Show every line in the entries below where the word "Herder" appears.

====

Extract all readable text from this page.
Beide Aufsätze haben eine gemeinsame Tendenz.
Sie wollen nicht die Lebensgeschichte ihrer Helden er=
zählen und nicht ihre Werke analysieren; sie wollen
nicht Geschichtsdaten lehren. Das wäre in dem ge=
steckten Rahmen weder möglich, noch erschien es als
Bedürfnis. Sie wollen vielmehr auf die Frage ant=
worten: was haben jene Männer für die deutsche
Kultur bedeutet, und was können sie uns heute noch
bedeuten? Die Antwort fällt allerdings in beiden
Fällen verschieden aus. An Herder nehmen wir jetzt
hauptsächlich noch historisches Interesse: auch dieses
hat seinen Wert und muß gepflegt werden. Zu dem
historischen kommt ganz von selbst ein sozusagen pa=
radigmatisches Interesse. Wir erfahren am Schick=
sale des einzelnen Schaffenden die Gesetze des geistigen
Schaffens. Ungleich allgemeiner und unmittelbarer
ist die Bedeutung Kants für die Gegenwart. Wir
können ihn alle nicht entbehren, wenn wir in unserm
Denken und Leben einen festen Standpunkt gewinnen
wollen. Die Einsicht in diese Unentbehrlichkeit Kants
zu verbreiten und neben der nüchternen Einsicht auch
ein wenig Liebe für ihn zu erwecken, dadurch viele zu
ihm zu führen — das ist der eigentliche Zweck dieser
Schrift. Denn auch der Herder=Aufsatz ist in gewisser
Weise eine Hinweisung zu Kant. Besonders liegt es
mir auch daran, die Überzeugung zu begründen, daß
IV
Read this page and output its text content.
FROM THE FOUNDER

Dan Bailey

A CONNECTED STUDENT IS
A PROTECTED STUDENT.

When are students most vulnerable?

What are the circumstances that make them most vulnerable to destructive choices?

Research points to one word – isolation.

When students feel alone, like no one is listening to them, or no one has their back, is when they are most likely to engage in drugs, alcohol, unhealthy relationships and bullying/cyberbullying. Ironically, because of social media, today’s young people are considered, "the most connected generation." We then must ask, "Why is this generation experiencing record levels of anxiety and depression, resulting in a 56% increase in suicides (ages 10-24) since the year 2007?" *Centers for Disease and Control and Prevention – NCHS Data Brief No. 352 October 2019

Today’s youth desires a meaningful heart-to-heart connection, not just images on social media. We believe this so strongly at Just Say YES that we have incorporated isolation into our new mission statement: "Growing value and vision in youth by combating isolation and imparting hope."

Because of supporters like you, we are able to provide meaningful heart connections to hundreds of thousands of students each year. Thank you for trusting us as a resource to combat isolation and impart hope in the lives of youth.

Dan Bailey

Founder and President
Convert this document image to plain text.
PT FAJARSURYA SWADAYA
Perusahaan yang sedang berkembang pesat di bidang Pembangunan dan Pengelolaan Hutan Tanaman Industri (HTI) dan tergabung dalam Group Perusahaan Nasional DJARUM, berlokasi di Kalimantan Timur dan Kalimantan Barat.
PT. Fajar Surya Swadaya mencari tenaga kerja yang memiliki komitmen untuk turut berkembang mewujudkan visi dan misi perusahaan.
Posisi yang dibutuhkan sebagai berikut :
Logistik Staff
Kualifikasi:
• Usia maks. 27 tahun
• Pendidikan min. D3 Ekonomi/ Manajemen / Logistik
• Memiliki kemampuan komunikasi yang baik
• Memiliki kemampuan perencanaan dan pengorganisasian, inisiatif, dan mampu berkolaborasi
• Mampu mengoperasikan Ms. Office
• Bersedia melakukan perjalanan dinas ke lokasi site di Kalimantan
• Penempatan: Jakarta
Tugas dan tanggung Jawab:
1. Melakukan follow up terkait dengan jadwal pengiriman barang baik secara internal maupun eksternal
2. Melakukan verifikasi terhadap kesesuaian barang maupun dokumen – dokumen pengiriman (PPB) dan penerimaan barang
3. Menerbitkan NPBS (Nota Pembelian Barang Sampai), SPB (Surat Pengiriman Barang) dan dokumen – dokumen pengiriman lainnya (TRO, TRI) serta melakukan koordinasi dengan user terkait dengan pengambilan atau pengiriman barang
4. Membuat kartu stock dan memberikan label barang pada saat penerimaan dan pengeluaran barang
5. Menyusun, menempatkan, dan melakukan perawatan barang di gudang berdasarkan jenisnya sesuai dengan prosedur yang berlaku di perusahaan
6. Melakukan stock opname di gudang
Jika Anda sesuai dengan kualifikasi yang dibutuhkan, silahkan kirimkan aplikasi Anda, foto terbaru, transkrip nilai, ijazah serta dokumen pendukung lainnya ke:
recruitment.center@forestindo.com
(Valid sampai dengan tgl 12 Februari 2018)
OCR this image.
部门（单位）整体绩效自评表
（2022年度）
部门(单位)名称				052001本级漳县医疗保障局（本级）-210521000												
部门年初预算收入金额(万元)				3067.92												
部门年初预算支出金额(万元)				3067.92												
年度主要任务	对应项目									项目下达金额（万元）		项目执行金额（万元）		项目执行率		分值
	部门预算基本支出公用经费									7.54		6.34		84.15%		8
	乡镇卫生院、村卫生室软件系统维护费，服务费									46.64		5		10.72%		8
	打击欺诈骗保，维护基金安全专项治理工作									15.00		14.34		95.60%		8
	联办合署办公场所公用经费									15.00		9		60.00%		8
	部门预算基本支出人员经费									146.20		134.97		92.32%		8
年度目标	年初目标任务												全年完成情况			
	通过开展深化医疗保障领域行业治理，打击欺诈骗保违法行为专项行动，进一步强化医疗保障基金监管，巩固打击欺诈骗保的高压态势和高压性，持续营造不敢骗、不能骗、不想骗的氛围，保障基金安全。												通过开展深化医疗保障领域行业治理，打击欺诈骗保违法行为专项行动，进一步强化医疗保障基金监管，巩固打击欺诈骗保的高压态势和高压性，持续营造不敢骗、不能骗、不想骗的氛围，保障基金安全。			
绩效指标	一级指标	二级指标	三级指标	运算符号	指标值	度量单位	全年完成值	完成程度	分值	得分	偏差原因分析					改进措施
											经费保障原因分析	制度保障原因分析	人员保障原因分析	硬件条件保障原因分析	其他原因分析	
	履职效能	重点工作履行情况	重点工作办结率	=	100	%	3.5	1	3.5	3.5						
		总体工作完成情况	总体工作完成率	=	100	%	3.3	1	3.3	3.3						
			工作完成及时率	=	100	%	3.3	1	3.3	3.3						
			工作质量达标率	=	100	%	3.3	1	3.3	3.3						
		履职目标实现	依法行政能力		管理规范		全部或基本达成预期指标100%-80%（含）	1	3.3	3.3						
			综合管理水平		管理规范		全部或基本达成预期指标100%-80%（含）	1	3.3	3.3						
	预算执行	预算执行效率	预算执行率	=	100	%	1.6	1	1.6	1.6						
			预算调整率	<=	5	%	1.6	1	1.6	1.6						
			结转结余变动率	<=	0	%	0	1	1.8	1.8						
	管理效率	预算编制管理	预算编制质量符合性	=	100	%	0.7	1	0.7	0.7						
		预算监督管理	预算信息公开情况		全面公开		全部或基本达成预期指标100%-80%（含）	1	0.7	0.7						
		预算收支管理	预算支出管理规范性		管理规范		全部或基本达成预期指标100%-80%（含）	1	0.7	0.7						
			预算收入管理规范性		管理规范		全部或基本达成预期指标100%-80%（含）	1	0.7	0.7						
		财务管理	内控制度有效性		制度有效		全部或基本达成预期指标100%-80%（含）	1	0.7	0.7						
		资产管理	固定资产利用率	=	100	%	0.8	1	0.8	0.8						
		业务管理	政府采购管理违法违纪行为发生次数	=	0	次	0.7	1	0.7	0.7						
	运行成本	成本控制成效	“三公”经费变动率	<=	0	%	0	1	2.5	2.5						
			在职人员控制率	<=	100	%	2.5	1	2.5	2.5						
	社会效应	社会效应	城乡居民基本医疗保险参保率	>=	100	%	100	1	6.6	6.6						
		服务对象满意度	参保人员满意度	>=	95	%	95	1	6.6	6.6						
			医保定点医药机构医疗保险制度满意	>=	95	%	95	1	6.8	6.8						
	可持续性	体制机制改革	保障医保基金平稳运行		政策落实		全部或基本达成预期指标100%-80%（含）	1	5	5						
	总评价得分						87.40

====

◆ Task response
Fällen verschieden aus. An Herder nehmen wir jetzt
Schrift. Denn auch der Herder=Aufsatz ist in gewisser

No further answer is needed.